**Records supplied:**

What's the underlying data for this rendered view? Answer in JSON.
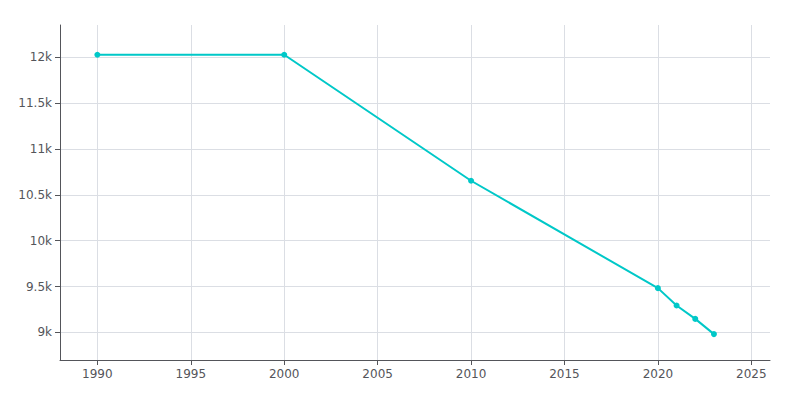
{
  "chart_data": {
    "type": "line",
    "x": [
      1990,
      2000,
      2010,
      2020,
      2021,
      2022,
      2023
    ],
    "values": [
      12026,
      12026,
      10653,
      9483,
      9294,
      9148,
      8982
    ],
    "color": "#00c8c8",
    "marker": "circle",
    "xlim": [
      1988,
      2026
    ],
    "xticks": [
      1990,
      1995,
      2000,
      2005,
      2010,
      2015,
      2020,
      2025
    ],
    "ylim": [
      8700,
      12350
    ],
    "yticks": [
      {
        "value": 9000,
        "label": "9k"
      },
      {
        "value": 9500,
        "label": "9.5k"
      },
      {
        "value": 10000,
        "label": "10k"
      },
      {
        "value": 10500,
        "label": "10.5k"
      },
      {
        "value": 11000,
        "label": "11k"
      },
      {
        "value": 11500,
        "label": "11.5k"
      },
      {
        "value": 12000,
        "label": "12k"
      }
    ],
    "grid": true
  }
}
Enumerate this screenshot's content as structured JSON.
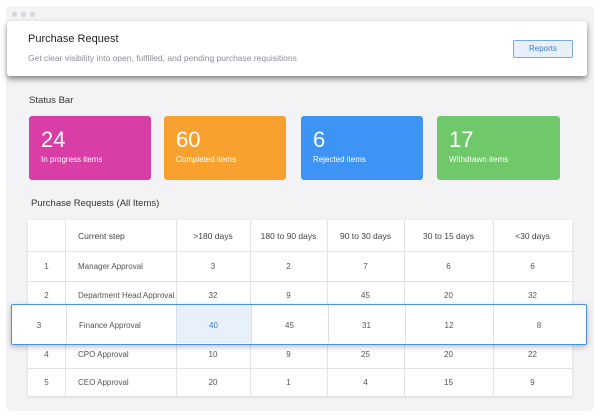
{
  "header": {
    "title": "Purchase Request",
    "subtitle": "Get clear visibility into open, fulfilled, and pending purchase requisitions",
    "reports_label": "Reports"
  },
  "status_section": {
    "title": "Status Bar"
  },
  "stats": [
    {
      "value": "24",
      "label": "In progress items",
      "color": "#d93ea6"
    },
    {
      "value": "60",
      "label": "Completed items",
      "color": "#f8a12f"
    },
    {
      "value": "6",
      "label": "Rejected items",
      "color": "#3e94f5"
    },
    {
      "value": "17",
      "label": "Withdrawn items",
      "color": "#6fc86a"
    }
  ],
  "table": {
    "title": "Purchase Requests (All Items)",
    "columns": [
      "",
      "Current step",
      ">180 days",
      "180 to 90 days",
      "90 to 30 days",
      "30 to 15 days",
      "<30 days"
    ],
    "rows": [
      {
        "num": "1",
        "step": "Manager Approval",
        "values": [
          "3",
          "2",
          "7",
          "6",
          "6"
        ]
      },
      {
        "num": "2",
        "step": "Department Head Approval",
        "values": [
          "32",
          "9",
          "45",
          "20",
          "32"
        ]
      },
      {
        "num": "3",
        "step": "Finance Approval",
        "values": [
          "40",
          "45",
          "31",
          "12",
          "8"
        ]
      },
      {
        "num": "4",
        "step": "CPO Approval",
        "values": [
          "10",
          "9",
          "25",
          "20",
          "22"
        ]
      },
      {
        "num": "5",
        "step": "CEO Approval",
        "values": [
          "20",
          "1",
          "4",
          "15",
          "9"
        ]
      }
    ],
    "highlight_color": "#3a7bd5"
  }
}
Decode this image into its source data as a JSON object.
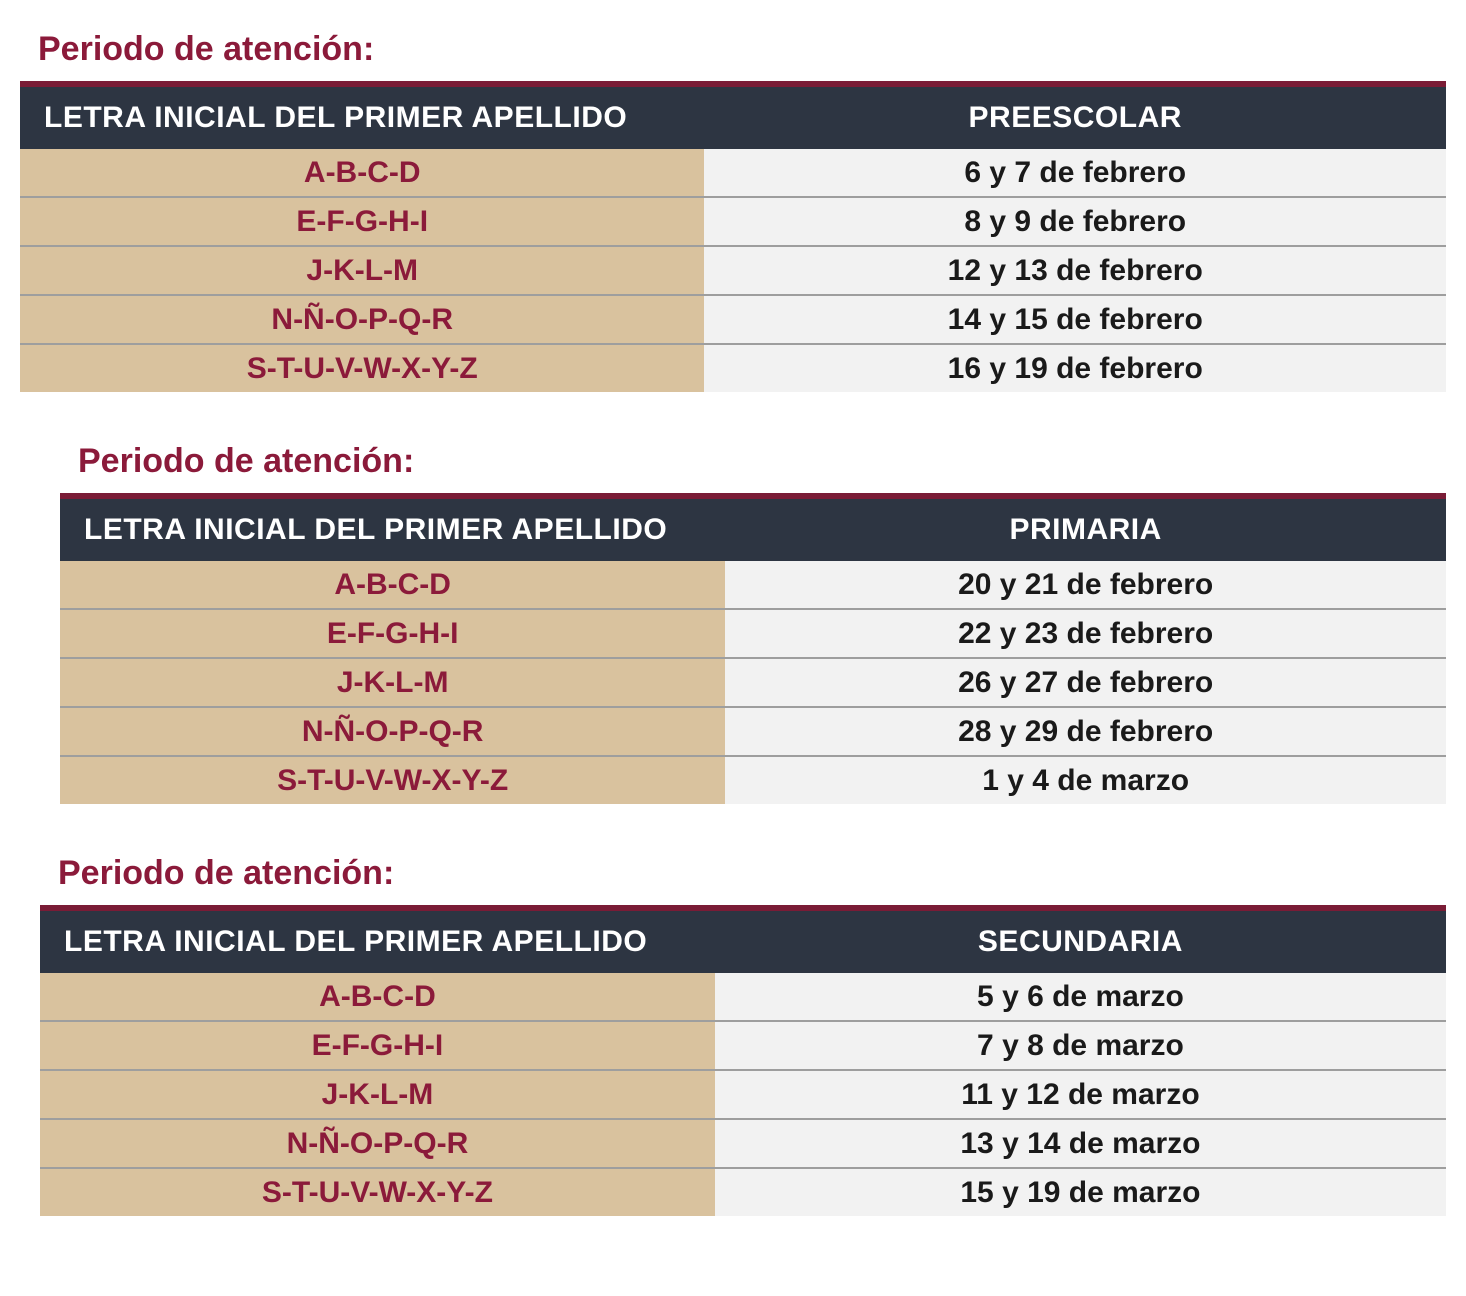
{
  "colors": {
    "title": "#8b1a3a",
    "header_bg": "#2d3542",
    "header_border_top": "#7a1c36",
    "letters_bg": "#d9c29e",
    "letters_text": "#8b1a3a",
    "dates_bg": "#f2f2f2",
    "dates_text": "#1a1a1a",
    "row_divider": "#9e9e9e"
  },
  "section_title": "Periodo de atención:",
  "header_left": "LETRA INICIAL DEL PRIMER APELLIDO",
  "tables": [
    {
      "indent": "",
      "header_right": "PREESCOLAR",
      "rows": [
        {
          "letters": "A-B-C-D",
          "dates": "6 y 7 de febrero"
        },
        {
          "letters": "E-F-G-H-I",
          "dates": "8 y 9 de febrero"
        },
        {
          "letters": "J-K-L-M",
          "dates": "12 y 13 de febrero"
        },
        {
          "letters": "N-Ñ-O-P-Q-R",
          "dates": "14 y 15 de febrero"
        },
        {
          "letters": "S-T-U-V-W-X-Y-Z",
          "dates": "16 y 19 de febrero"
        }
      ]
    },
    {
      "indent": "indent-1",
      "header_right": "PRIMARIA",
      "rows": [
        {
          "letters": "A-B-C-D",
          "dates": "20 y 21 de febrero"
        },
        {
          "letters": "E-F-G-H-I",
          "dates": "22 y 23 de febrero"
        },
        {
          "letters": "J-K-L-M",
          "dates": "26 y 27 de febrero"
        },
        {
          "letters": "N-Ñ-O-P-Q-R",
          "dates": "28 y 29 de febrero"
        },
        {
          "letters": "S-T-U-V-W-X-Y-Z",
          "dates": "1 y 4 de marzo"
        }
      ]
    },
    {
      "indent": "indent-2",
      "header_right": "SECUNDARIA",
      "rows": [
        {
          "letters": "A-B-C-D",
          "dates": "5 y 6 de marzo"
        },
        {
          "letters": "E-F-G-H-I",
          "dates": "7 y 8 de marzo"
        },
        {
          "letters": "J-K-L-M",
          "dates": "11 y 12 de marzo"
        },
        {
          "letters": "N-Ñ-O-P-Q-R",
          "dates": "13 y 14 de marzo"
        },
        {
          "letters": "S-T-U-V-W-X-Y-Z",
          "dates": "15 y 19 de marzo"
        }
      ]
    }
  ]
}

**What to do:**
Report how many lines in the records hold the word "into", giving the number and nothing else.

**Result of the exercise:**
2